** Figure collection entries **
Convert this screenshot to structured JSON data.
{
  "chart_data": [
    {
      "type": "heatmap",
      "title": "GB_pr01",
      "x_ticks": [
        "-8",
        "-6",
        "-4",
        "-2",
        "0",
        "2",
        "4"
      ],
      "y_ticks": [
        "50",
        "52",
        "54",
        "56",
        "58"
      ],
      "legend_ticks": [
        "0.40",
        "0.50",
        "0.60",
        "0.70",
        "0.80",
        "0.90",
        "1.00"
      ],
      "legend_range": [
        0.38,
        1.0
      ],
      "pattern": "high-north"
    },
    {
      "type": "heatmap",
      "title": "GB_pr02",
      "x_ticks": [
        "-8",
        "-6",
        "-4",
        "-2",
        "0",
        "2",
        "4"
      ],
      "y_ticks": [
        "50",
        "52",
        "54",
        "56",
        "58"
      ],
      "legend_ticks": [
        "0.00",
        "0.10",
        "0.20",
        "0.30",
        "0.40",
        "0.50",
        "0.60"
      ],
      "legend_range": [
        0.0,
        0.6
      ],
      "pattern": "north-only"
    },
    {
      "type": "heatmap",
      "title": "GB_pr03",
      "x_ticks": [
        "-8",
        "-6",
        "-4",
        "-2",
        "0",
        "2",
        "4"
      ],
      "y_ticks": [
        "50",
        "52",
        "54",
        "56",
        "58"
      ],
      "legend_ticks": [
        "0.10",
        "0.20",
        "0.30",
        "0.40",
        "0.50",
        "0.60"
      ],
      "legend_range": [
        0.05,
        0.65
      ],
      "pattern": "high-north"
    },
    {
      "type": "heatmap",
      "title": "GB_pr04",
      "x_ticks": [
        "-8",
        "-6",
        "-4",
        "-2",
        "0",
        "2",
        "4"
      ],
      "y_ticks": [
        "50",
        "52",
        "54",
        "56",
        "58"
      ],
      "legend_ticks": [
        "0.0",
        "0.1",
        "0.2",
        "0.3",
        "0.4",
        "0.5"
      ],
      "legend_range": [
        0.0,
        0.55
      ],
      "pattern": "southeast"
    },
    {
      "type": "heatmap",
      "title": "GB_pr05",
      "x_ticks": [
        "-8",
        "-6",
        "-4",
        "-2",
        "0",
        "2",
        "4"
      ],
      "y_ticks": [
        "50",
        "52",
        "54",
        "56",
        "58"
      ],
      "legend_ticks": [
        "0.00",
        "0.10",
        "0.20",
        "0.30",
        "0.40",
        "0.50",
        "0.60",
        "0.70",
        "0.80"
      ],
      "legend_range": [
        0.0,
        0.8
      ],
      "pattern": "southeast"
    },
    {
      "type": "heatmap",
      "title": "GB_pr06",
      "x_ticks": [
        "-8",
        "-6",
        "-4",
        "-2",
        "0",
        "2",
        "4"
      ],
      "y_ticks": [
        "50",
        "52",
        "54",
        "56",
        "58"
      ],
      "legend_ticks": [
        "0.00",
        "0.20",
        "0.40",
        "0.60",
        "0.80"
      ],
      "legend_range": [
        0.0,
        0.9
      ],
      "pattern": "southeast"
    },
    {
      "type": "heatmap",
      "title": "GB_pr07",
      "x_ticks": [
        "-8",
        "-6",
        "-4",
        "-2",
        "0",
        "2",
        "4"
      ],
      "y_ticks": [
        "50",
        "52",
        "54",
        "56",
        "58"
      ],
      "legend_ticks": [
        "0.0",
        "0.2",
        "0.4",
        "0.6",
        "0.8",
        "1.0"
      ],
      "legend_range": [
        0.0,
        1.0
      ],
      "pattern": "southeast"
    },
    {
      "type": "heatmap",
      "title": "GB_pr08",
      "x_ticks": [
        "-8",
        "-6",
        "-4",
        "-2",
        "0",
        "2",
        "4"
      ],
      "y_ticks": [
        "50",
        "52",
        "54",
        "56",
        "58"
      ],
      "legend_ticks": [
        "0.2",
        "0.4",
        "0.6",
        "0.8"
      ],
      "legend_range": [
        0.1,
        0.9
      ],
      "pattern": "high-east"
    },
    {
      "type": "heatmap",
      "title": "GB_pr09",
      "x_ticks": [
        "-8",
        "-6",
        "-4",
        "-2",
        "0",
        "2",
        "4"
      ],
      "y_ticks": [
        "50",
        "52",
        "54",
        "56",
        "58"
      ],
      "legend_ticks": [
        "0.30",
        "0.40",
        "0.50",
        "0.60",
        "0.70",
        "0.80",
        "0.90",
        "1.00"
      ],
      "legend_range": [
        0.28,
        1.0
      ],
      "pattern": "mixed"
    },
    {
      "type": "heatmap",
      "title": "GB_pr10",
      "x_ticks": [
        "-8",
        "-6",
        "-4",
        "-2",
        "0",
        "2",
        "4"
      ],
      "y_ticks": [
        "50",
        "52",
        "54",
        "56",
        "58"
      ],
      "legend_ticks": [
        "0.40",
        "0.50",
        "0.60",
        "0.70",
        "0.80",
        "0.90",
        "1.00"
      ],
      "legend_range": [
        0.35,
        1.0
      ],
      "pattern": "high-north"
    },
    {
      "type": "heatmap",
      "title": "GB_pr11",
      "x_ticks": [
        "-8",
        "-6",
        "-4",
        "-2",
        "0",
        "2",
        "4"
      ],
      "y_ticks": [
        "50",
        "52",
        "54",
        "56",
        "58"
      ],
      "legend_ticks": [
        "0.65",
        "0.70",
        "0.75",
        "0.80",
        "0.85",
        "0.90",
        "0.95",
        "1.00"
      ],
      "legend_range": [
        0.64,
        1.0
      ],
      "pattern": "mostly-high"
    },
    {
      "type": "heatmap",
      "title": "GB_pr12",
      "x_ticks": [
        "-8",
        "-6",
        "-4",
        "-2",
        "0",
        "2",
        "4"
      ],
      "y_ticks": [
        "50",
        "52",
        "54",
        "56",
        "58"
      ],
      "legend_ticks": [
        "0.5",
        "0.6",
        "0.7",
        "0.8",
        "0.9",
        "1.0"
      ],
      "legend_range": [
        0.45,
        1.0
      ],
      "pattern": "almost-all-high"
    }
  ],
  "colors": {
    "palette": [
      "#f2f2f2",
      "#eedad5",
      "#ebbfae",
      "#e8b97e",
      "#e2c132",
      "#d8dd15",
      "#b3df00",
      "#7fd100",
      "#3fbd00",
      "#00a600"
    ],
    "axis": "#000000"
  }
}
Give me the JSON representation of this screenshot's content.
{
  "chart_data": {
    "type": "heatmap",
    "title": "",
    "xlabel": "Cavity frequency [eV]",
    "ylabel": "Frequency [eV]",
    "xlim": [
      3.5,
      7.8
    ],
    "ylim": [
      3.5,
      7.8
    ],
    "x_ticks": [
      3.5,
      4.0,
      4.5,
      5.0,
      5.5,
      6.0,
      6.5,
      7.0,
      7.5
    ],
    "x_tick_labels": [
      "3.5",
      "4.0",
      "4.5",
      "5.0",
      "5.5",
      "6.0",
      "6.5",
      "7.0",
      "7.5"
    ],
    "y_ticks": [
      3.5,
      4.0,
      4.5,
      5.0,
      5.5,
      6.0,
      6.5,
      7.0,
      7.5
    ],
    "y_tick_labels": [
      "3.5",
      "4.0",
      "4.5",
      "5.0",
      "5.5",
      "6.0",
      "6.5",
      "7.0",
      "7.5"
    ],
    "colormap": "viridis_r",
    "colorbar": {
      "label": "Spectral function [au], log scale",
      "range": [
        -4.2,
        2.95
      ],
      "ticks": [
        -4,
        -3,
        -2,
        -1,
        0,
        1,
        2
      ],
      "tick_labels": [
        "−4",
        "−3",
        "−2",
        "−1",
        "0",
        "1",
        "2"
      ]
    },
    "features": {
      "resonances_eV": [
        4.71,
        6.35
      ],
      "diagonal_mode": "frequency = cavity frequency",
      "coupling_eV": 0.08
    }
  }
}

** Directive **
Among the entries above, identify all lines with "this" and copy them.

** Final result **
Convert this screenshot to structured JSON data.
Give me the JSON representation of this screenshot's content.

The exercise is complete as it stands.